What to produce: The entries below should be quoted exactly, with no pictures carried over.

Extracted records
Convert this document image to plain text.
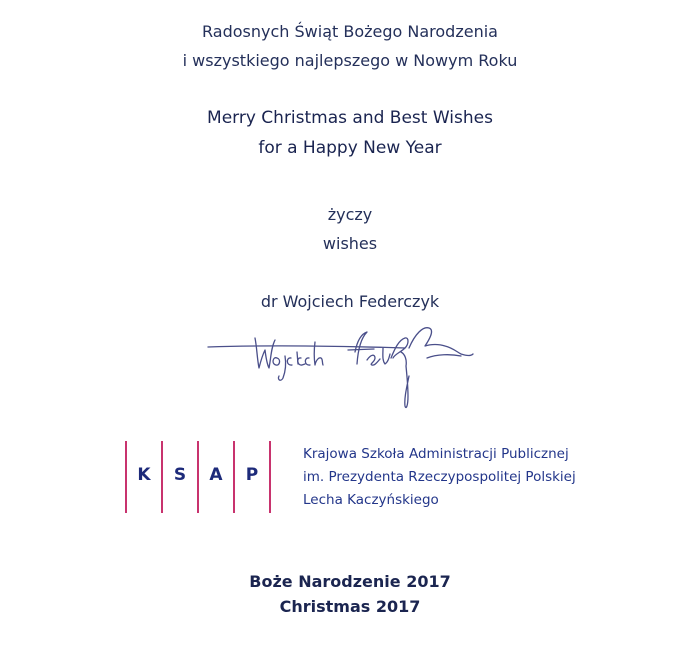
Radosnych Świąt Bożego Narodzenia
i wszystkiego najlepszego w Nowym Roku
Merry Christmas and Best Wishes
for a Happy New Year
życzy
wishes
dr Wojciech Federczyk
K	S	A	P
Krajowa Szkoła Administracji Publicznej
im. Prezydenta Rzeczypospolitej Polskiej
Lecha Kaczyńskiego
Boże Narodzenie 2017
Christmas 2017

Completed exercise:
Convert this document image to plain text.
Radosnych Świąt Bożego Narodzenia
i wszystkiego najlepszego w Nowym Roku
Merry Christmas and Best Wishes
for a Happy New Year
życzy
wishes
dr Wojciech Federczyk
K	S	A	P
Krajowa Szkoła Administracji Publicznej
im. Prezydenta Rzeczypospolitej Polskiej
Lecha Kaczyńskiego
Boże Narodzenie 2017
Christmas 2017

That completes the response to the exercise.